MATERIAL TO PROCESS -
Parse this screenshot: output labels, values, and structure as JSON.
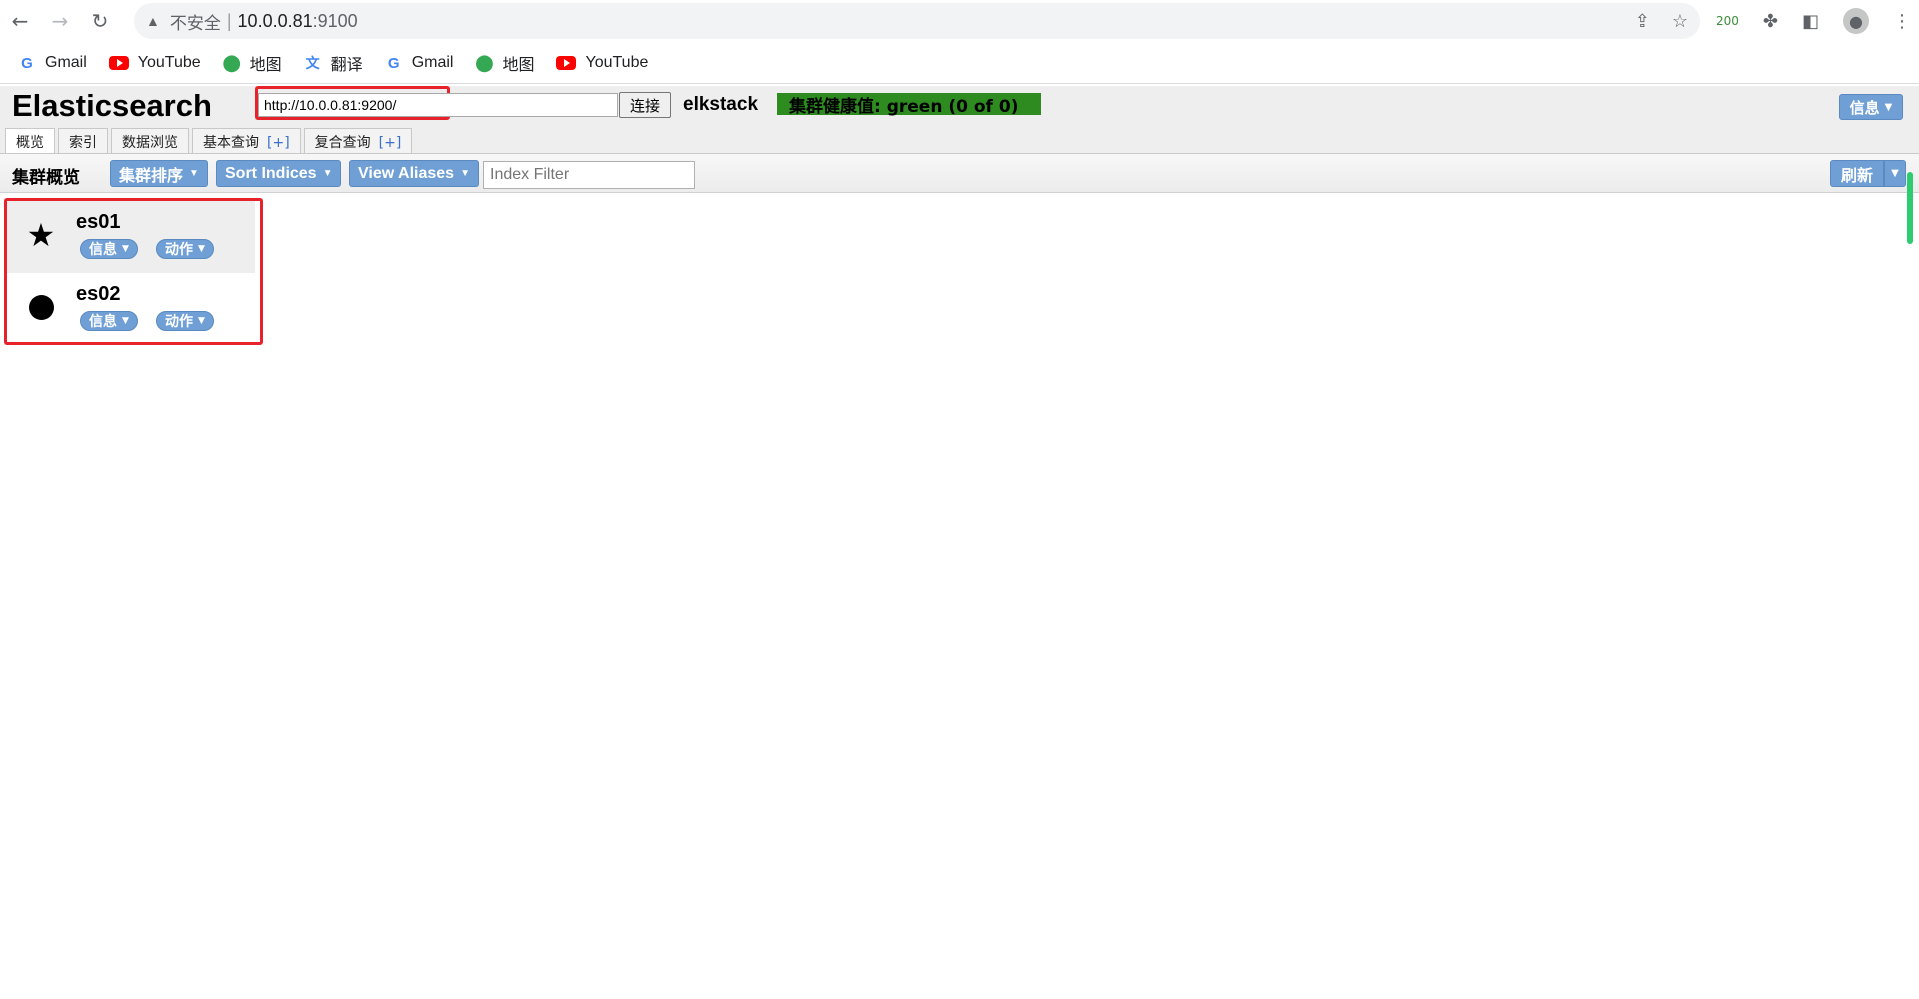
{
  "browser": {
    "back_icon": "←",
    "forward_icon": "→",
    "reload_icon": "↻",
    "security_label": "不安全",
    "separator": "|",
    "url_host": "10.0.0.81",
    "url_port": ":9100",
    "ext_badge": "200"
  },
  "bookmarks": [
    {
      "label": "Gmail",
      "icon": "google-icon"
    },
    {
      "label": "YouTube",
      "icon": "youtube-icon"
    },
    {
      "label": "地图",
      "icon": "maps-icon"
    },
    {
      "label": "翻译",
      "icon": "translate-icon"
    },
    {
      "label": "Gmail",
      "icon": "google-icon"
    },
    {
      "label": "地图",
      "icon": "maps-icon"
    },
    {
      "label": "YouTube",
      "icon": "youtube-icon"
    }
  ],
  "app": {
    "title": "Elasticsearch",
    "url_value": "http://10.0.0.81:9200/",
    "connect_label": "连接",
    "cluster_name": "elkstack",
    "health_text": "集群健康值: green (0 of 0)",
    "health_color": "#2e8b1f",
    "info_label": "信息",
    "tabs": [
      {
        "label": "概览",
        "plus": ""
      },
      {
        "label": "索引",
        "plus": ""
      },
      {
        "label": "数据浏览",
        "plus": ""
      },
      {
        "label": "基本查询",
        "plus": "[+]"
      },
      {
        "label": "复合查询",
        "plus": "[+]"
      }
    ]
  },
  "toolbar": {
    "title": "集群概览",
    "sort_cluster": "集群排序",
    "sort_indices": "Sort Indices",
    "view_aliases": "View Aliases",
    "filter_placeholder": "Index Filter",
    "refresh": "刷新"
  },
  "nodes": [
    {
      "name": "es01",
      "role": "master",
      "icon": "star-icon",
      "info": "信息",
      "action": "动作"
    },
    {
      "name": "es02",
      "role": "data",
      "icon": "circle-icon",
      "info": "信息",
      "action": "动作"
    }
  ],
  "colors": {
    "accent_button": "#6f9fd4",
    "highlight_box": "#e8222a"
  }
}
* * *
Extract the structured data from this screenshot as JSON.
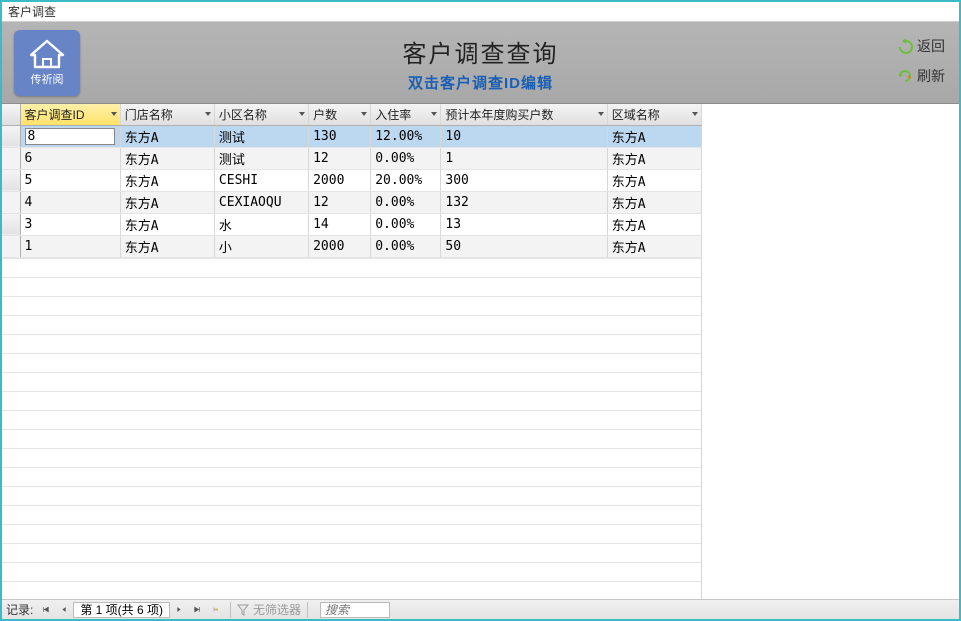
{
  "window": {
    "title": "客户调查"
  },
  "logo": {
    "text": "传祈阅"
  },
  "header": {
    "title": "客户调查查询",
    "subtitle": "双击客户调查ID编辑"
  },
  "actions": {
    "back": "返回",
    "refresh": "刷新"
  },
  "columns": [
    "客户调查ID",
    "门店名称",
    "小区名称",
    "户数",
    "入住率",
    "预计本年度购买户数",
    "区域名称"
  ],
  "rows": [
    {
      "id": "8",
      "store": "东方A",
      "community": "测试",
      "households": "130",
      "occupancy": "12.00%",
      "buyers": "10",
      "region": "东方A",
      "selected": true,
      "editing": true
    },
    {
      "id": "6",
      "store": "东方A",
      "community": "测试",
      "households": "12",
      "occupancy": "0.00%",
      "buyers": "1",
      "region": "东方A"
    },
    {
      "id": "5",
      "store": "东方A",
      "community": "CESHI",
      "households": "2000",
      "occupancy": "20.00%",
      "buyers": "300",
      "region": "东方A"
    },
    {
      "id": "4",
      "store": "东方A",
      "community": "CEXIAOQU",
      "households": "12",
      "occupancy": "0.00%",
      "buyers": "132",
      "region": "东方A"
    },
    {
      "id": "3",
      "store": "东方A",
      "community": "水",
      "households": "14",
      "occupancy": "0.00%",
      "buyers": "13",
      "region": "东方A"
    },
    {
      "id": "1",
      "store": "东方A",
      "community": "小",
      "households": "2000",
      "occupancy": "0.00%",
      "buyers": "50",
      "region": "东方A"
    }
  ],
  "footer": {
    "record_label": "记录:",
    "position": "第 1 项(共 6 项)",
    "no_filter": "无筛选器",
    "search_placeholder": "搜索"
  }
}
---
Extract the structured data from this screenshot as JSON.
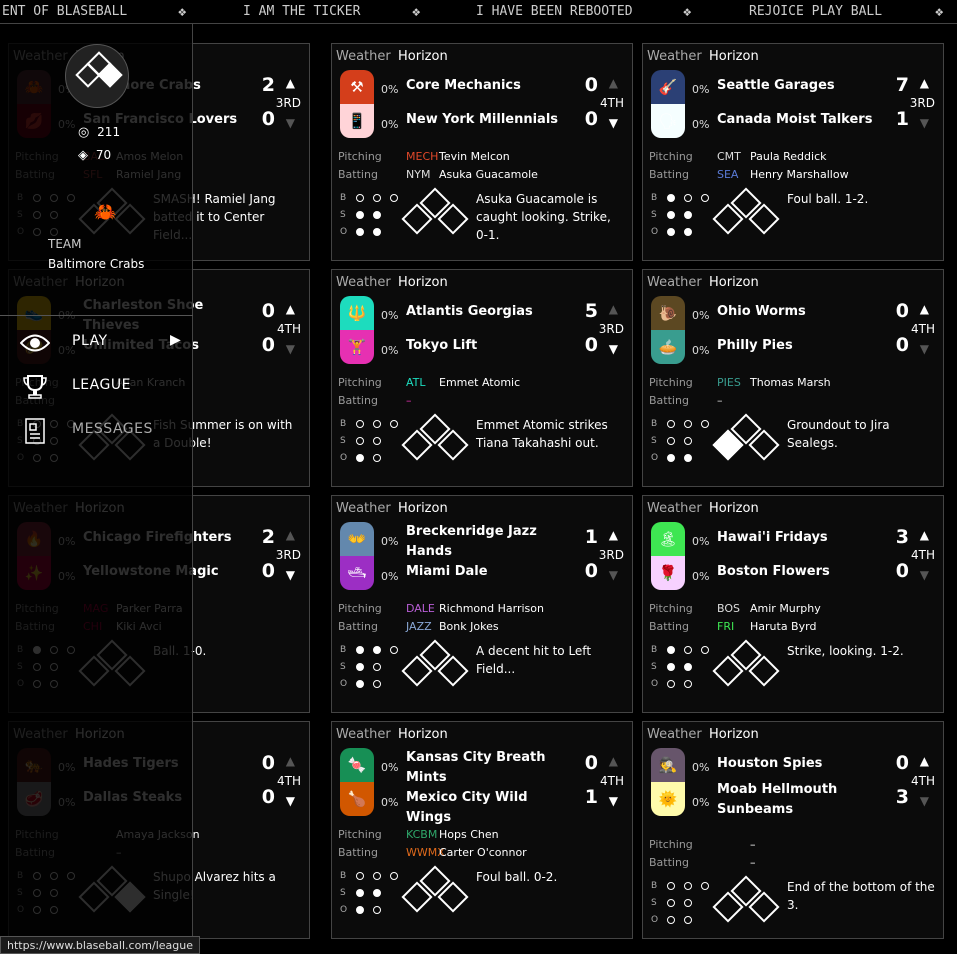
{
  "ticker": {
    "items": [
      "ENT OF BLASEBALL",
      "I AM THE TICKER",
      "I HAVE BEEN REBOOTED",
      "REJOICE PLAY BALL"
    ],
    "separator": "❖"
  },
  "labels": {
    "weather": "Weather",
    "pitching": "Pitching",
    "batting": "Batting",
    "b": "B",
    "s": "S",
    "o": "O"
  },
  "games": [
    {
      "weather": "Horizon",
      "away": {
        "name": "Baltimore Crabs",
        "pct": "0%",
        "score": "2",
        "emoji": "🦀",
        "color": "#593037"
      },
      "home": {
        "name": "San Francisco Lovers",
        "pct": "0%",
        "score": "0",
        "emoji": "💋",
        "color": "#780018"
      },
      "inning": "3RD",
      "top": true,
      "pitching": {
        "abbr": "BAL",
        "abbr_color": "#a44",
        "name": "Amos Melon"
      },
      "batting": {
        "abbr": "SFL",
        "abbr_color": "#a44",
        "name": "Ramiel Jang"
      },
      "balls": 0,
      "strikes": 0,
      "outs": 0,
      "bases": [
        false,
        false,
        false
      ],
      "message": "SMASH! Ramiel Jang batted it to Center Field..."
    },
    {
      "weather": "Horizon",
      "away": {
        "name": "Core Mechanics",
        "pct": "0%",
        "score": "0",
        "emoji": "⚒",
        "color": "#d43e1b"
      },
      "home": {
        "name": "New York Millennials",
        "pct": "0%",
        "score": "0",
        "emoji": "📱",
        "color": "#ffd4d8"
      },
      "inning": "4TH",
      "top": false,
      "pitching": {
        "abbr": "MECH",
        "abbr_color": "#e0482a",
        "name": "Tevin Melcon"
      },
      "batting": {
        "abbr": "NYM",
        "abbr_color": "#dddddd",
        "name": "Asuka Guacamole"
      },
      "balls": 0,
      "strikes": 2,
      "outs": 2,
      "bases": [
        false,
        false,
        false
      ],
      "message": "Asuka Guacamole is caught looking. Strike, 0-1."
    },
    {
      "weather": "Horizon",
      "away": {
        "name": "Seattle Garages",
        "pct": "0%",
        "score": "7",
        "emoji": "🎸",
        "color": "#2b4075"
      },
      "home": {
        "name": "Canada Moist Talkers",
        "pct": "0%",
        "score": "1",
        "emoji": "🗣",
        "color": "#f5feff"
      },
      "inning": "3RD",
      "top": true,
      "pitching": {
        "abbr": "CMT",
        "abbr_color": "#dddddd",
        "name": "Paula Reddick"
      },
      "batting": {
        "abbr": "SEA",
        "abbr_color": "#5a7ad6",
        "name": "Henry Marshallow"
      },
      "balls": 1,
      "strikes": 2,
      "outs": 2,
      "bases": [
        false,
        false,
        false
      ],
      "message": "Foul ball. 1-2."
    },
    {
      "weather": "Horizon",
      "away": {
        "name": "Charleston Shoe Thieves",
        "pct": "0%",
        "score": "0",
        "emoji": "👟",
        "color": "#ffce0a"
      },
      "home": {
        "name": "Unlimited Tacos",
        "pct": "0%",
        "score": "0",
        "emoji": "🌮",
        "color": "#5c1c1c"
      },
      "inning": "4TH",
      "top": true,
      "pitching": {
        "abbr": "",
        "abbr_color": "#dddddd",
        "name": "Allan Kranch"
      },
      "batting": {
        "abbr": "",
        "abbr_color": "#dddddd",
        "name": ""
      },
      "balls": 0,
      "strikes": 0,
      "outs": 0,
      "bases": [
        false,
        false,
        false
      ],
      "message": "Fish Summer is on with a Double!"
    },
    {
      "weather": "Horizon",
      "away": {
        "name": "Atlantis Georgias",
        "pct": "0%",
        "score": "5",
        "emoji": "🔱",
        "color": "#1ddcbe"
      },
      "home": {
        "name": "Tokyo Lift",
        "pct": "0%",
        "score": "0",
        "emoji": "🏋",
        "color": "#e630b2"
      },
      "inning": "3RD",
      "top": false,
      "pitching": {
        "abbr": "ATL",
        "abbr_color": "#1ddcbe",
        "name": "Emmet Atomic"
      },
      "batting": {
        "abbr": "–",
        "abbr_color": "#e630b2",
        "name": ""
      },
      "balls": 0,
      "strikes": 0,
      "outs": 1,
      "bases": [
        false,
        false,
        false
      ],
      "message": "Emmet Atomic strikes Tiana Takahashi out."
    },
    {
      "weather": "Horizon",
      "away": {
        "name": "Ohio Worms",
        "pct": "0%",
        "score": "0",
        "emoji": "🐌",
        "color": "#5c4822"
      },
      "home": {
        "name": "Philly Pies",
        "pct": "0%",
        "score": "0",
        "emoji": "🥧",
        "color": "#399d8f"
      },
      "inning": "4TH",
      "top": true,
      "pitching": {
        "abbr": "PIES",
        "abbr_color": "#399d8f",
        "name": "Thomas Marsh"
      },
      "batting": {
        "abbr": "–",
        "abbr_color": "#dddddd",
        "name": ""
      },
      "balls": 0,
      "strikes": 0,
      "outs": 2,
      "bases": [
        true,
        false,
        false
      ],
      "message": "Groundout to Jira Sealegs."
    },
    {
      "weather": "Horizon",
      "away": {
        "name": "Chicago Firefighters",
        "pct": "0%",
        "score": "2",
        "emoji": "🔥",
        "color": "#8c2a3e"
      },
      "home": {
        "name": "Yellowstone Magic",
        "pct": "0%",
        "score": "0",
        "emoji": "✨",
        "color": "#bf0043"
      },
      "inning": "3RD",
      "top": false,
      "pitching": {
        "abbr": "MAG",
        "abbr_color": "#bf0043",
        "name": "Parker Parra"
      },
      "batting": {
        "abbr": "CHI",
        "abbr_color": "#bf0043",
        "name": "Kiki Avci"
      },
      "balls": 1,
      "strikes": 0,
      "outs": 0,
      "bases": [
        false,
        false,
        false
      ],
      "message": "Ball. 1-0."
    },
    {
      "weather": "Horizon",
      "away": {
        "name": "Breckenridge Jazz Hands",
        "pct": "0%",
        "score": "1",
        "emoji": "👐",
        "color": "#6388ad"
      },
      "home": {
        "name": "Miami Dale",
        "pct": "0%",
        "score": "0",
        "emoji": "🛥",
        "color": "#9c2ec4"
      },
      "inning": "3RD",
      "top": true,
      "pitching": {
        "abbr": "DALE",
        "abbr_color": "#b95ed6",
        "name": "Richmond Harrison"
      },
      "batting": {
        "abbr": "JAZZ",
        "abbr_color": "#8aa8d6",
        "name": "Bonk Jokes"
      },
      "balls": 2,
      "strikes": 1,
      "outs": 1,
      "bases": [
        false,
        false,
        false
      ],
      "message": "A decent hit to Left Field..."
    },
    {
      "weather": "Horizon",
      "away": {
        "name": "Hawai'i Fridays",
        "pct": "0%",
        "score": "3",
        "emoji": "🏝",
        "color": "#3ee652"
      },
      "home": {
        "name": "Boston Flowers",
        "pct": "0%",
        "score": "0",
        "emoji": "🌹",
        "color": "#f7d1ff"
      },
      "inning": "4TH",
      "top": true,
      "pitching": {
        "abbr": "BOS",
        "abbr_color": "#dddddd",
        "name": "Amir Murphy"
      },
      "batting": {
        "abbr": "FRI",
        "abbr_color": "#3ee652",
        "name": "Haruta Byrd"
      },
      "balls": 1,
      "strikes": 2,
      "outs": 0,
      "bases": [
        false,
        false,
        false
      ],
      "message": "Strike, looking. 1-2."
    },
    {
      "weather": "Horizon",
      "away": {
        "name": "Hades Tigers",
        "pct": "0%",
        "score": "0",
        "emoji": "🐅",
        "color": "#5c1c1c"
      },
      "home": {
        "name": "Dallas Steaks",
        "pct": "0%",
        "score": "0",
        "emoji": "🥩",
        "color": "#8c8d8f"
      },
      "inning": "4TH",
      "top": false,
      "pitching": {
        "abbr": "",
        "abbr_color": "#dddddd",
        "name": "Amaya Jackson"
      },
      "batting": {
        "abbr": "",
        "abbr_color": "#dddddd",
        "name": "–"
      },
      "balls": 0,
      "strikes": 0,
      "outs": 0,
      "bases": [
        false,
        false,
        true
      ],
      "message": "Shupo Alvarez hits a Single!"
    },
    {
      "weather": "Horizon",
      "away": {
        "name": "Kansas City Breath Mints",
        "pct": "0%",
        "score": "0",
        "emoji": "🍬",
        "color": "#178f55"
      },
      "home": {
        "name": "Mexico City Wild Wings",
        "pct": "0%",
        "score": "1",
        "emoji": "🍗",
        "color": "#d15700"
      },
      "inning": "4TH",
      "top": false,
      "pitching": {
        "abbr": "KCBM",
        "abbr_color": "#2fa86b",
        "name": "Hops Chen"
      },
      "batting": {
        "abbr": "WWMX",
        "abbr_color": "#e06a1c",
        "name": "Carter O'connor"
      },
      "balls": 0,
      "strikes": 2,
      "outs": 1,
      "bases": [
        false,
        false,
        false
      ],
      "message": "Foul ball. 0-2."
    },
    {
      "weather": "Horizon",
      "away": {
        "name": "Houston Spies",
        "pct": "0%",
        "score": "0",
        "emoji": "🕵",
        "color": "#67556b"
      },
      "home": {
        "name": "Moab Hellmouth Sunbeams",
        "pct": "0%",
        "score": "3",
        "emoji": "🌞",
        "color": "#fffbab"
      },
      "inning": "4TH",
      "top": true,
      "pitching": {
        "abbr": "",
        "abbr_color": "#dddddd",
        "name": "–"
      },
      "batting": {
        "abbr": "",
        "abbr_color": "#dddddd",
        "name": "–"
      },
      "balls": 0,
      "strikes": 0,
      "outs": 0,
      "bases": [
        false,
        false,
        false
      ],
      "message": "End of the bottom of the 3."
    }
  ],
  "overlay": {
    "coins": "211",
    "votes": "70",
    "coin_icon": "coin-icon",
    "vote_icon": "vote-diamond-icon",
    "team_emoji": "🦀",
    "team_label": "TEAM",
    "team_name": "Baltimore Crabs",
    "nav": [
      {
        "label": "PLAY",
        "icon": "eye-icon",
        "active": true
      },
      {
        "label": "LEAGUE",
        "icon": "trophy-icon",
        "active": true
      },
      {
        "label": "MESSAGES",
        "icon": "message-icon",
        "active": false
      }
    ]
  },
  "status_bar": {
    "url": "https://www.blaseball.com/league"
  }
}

WHAT TO DO -
From the entries above, list each line with "Guacamole" in it.

WRITTEN ANSWER -
        "name": "Asuka Guacamole"
      "message": "Asuka Guacamole is caught looking. Strike, 0-1."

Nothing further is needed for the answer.